_WHAT THE EXERCISE ASKS_
State how many lines of the entries hold the string "blog". Reply with the number alone.

_DATA SUPPLIED_
---+---

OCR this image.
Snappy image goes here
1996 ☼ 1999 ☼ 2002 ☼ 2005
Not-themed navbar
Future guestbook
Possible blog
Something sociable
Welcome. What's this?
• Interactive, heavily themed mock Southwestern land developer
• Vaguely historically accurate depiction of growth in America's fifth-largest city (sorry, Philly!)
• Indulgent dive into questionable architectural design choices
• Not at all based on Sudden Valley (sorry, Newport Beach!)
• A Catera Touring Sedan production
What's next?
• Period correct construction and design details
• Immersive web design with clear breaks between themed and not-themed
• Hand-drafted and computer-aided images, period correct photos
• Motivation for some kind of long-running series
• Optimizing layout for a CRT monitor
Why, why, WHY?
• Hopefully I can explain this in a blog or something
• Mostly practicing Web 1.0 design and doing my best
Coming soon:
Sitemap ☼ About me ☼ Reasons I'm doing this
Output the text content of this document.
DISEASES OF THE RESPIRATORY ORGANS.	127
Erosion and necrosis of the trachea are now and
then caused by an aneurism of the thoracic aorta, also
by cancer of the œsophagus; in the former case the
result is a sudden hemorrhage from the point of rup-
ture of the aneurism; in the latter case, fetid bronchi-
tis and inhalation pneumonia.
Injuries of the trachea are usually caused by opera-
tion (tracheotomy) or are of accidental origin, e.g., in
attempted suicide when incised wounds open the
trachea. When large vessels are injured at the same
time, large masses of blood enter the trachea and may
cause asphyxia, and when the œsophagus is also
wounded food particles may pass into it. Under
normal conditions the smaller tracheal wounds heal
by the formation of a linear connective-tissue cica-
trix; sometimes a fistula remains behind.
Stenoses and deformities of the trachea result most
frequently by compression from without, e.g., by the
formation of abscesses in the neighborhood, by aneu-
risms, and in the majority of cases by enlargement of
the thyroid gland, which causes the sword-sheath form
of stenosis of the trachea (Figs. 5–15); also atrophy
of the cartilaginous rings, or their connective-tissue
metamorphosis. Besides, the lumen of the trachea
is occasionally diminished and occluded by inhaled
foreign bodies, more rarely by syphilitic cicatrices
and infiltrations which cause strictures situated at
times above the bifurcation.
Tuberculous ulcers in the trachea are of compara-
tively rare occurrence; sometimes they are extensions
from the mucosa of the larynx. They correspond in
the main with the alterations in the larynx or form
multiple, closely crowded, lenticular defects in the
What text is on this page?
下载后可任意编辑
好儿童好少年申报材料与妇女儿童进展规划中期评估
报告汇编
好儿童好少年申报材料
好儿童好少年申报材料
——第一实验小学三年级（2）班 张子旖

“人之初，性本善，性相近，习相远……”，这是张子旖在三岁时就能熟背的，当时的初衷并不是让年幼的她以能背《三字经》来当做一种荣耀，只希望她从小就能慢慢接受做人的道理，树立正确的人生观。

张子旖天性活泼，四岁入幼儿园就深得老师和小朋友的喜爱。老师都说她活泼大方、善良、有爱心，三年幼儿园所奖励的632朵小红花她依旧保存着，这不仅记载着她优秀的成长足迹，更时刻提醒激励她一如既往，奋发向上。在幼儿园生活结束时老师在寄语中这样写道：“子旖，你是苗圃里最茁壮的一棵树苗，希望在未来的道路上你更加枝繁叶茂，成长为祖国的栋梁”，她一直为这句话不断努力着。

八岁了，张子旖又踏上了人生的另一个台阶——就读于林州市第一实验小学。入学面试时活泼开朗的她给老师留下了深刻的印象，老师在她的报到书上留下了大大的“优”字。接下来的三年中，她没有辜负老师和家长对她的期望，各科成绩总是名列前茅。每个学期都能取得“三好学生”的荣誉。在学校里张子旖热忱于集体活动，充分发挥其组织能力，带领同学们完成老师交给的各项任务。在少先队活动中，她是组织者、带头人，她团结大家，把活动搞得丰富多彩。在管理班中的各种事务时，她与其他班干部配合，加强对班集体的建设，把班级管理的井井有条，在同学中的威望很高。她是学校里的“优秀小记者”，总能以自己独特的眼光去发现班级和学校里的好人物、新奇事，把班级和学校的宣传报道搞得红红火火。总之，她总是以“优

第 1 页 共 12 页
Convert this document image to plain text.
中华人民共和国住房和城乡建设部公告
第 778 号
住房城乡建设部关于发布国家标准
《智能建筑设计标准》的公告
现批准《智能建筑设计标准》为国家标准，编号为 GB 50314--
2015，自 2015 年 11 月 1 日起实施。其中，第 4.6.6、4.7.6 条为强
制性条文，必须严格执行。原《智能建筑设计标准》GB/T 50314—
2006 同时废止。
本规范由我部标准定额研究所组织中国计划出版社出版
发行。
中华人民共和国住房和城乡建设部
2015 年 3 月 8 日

---+---

_RESPONSE TO THIS TASK_
2